== TASK DIRECTIONS ==
Starting with the line that contains "Read all visible content and emit it as JSON.", return every line through the end of the listing below exactly as written. Omit the pictures.

== INPUT MATERIAL ==
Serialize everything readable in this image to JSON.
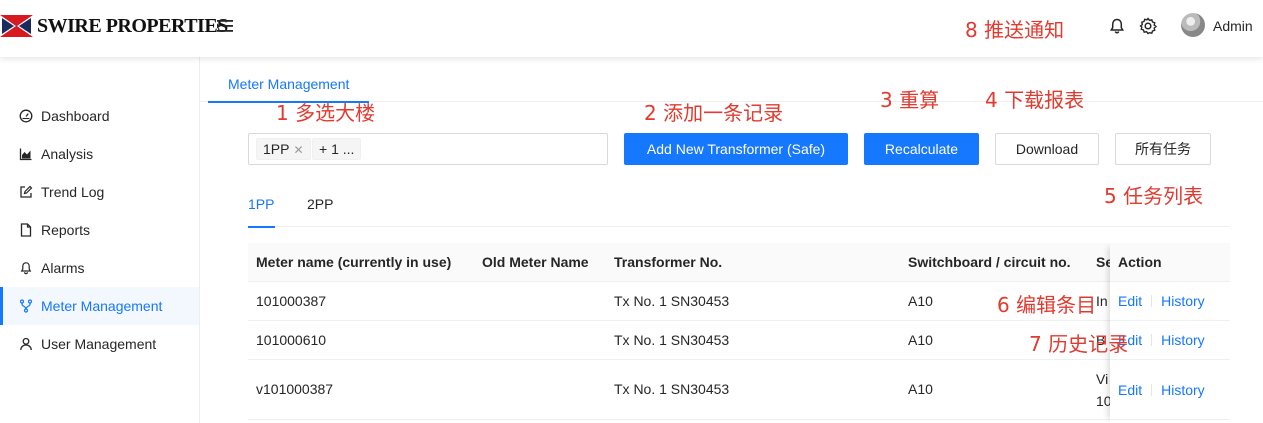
{
  "header": {
    "brand": "SWIRE PROPERTIES",
    "user_name": "Admin",
    "annotation": "8 推送通知"
  },
  "sidebar": {
    "items": [
      {
        "label": "Dashboard",
        "icon": "dashboard-icon",
        "active": false
      },
      {
        "label": "Analysis",
        "icon": "area-chart-icon",
        "active": false
      },
      {
        "label": "Trend Log",
        "icon": "edit-icon",
        "active": false
      },
      {
        "label": "Reports",
        "icon": "file-icon",
        "active": false
      },
      {
        "label": "Alarms",
        "icon": "bell-icon",
        "active": false
      },
      {
        "label": "Meter Management",
        "icon": "branches-icon",
        "active": true
      },
      {
        "label": "User Management",
        "icon": "user-icon",
        "active": false
      }
    ]
  },
  "main": {
    "page_tab": "Meter Management",
    "building_select": {
      "tags": [
        "1PP",
        "+ 1 ..."
      ]
    },
    "buttons": {
      "add": "Add New Transformer (Safe)",
      "recalculate": "Recalculate",
      "download": "Download",
      "tasks": "所有任务"
    },
    "sub_tabs": [
      "1PP",
      "2PP"
    ],
    "active_sub_tab": "1PP",
    "table": {
      "columns": [
        "Meter name (currently in use)",
        "Old Meter Name",
        "Transformer No.",
        "Switchboard / circuit no.",
        "Se",
        "Action"
      ],
      "rows": [
        {
          "meter": "101000387",
          "old": "",
          "transformer": "Tx No. 1 SN30453",
          "switchboard": "A10",
          "se": "In"
        },
        {
          "meter": "101000610",
          "old": "",
          "transformer": "Tx No. 1 SN30453",
          "switchboard": "A10",
          "se": "B"
        },
        {
          "meter": "v101000387",
          "old": "",
          "transformer": "Tx No. 1 SN30453",
          "switchboard": "A10",
          "se": "Vi",
          "se2": "10"
        }
      ],
      "action_edit": "Edit",
      "action_history": "History"
    }
  },
  "annotations": {
    "a1": "1 多选大楼",
    "a2": "2 添加一条记录",
    "a3": "3 重算",
    "a4": "4 下载报表",
    "a5": "5 任务列表",
    "a6": "6 编辑条目",
    "a7": "7 历史记录"
  },
  "colors": {
    "primary": "#1677ff",
    "annotation": "#e23a2f",
    "brand_red": "#d71920",
    "brand_navy": "#1b2a5c"
  }
}
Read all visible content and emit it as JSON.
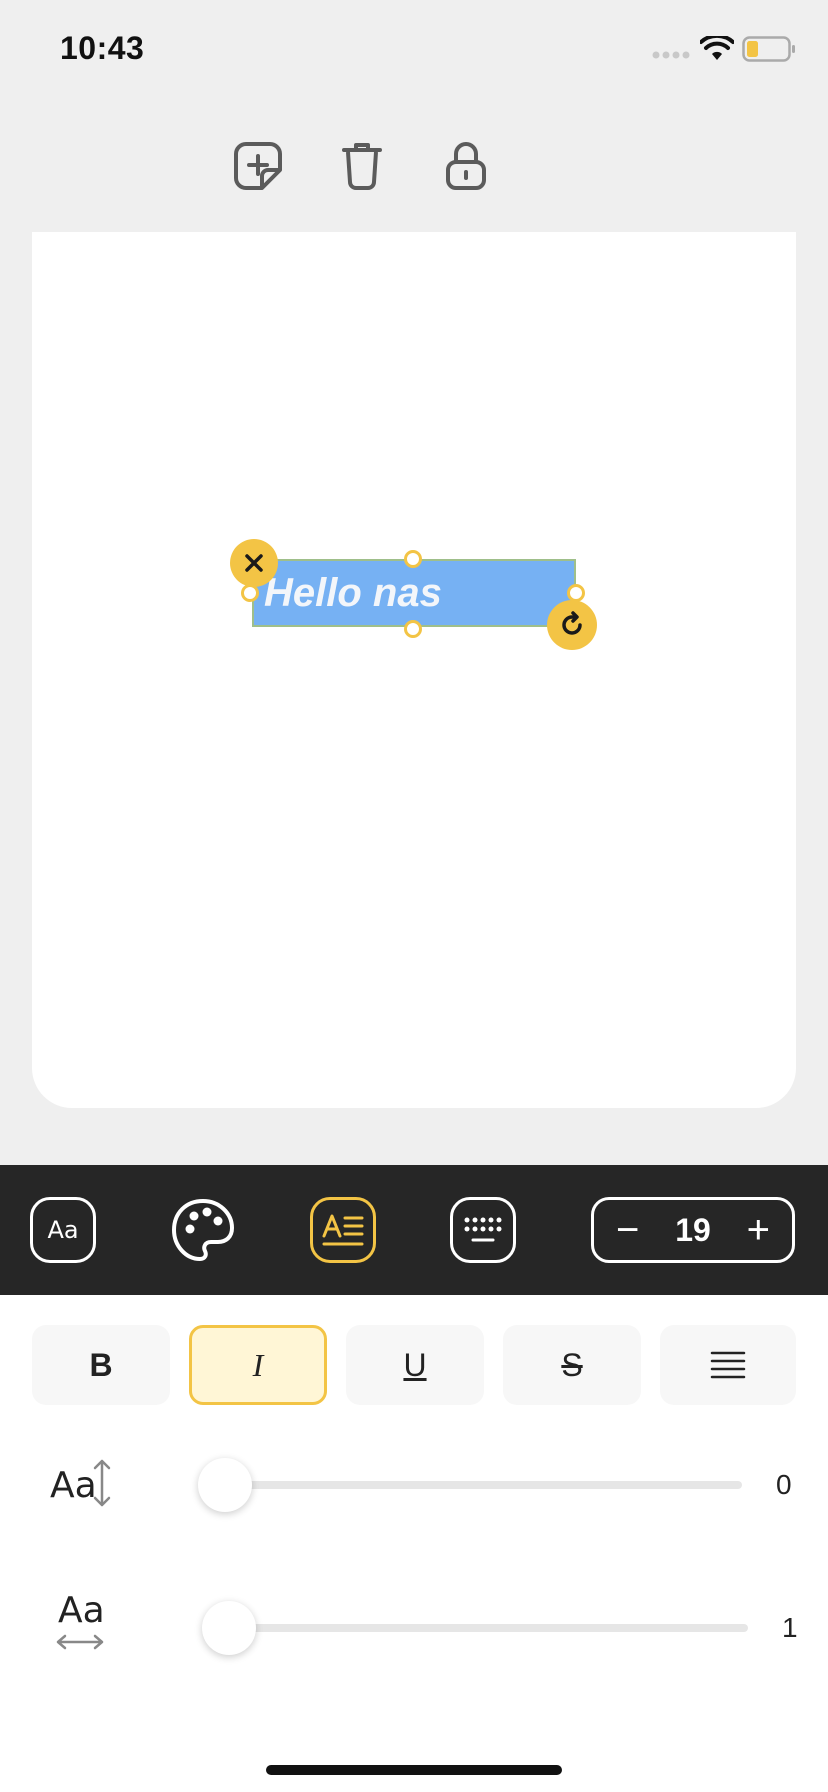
{
  "status_bar": {
    "time": "10:43"
  },
  "canvas": {
    "text_element": {
      "text": "Hello nas",
      "background_color": "#76b1f3",
      "handle_color": "#f3c445"
    }
  },
  "format_bar": {
    "font_size": "19",
    "minus": "−",
    "plus": "+",
    "font_button_label": "Aa",
    "active_tab": "text-style"
  },
  "style_buttons": {
    "bold": "B",
    "italic": "I",
    "underline": "U",
    "strikethrough": "S",
    "active": "italic"
  },
  "sliders": {
    "line_spacing": {
      "value": "0",
      "label": "Aa"
    },
    "letter_spacing": {
      "value": "1",
      "label": "Aa"
    }
  },
  "colors": {
    "accent": "#f3c445",
    "toolbar_bg": "#262626",
    "app_bg": "#efefef"
  }
}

== RESPONSE TO THIS TASK ==
Read all visible content and emit it as JSON.
{
  "status_bar": {
    "time": "10:43"
  },
  "canvas": {
    "text_element": {
      "text": "Hello nas",
      "background_color": "#76b1f3",
      "handle_color": "#f3c445"
    }
  },
  "format_bar": {
    "font_size": "19",
    "minus": "−",
    "plus": "+",
    "font_button_label": "Aa",
    "active_tab": "text-style"
  },
  "style_buttons": {
    "bold": "B",
    "italic": "I",
    "underline": "U",
    "strikethrough": "S",
    "active": "italic"
  },
  "sliders": {
    "line_spacing": {
      "value": "0",
      "label": "Aa"
    },
    "letter_spacing": {
      "value": "1",
      "label": "Aa"
    }
  },
  "colors": {
    "accent": "#f3c445",
    "toolbar_bg": "#262626",
    "app_bg": "#efefef"
  }
}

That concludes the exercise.